» Direction: Transcribe the listing word for word.

-- BEGIN Material for this task --

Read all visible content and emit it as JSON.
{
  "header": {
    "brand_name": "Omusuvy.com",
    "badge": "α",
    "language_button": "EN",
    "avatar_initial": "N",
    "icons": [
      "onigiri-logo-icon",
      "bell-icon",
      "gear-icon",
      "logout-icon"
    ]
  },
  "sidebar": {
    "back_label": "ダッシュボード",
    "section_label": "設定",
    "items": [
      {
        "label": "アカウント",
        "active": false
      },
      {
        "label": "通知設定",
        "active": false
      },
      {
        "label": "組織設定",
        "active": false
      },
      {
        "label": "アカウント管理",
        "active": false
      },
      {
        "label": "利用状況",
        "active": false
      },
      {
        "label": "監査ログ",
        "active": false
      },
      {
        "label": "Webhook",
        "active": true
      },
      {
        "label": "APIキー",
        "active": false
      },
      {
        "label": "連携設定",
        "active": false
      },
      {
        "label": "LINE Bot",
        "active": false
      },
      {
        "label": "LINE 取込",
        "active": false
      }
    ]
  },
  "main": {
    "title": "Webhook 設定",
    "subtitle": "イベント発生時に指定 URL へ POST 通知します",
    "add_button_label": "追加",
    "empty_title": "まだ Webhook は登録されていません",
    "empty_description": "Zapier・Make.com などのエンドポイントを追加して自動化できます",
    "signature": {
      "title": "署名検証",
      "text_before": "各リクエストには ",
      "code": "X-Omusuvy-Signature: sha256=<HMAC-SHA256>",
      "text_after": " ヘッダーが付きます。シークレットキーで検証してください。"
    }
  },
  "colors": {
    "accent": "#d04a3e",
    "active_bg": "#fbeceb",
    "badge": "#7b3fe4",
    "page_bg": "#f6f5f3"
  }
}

-- END Material for this task --

» Solution to this exercise:
Read all visible content and emit it as JSON.
{
  "header": {
    "brand_name": "Omusuvy.com",
    "badge": "α",
    "language_button": "EN",
    "avatar_initial": "N",
    "icons": [
      "onigiri-logo-icon",
      "bell-icon",
      "gear-icon",
      "logout-icon"
    ]
  },
  "sidebar": {
    "back_label": "ダッシュボード",
    "section_label": "設定",
    "items": [
      {
        "label": "アカウント",
        "active": false
      },
      {
        "label": "通知設定",
        "active": false
      },
      {
        "label": "組織設定",
        "active": false
      },
      {
        "label": "アカウント管理",
        "active": false
      },
      {
        "label": "利用状況",
        "active": false
      },
      {
        "label": "監査ログ",
        "active": false
      },
      {
        "label": "Webhook",
        "active": true
      },
      {
        "label": "APIキー",
        "active": false
      },
      {
        "label": "連携設定",
        "active": false
      },
      {
        "label": "LINE Bot",
        "active": false
      },
      {
        "label": "LINE 取込",
        "active": false
      }
    ]
  },
  "main": {
    "title": "Webhook 設定",
    "subtitle": "イベント発生時に指定 URL へ POST 通知します",
    "add_button_label": "追加",
    "empty_title": "まだ Webhook は登録されていません",
    "empty_description": "Zapier・Make.com などのエンドポイントを追加して自動化できます",
    "signature": {
      "title": "署名検証",
      "text_before": "各リクエストには ",
      "code": "X-Omusuvy-Signature: sha256=<HMAC-SHA256>",
      "text_after": " ヘッダーが付きます。シークレットキーで検証してください。"
    }
  },
  "colors": {
    "accent": "#d04a3e",
    "active_bg": "#fbeceb",
    "badge": "#7b3fe4",
    "page_bg": "#f6f5f3"
  }
}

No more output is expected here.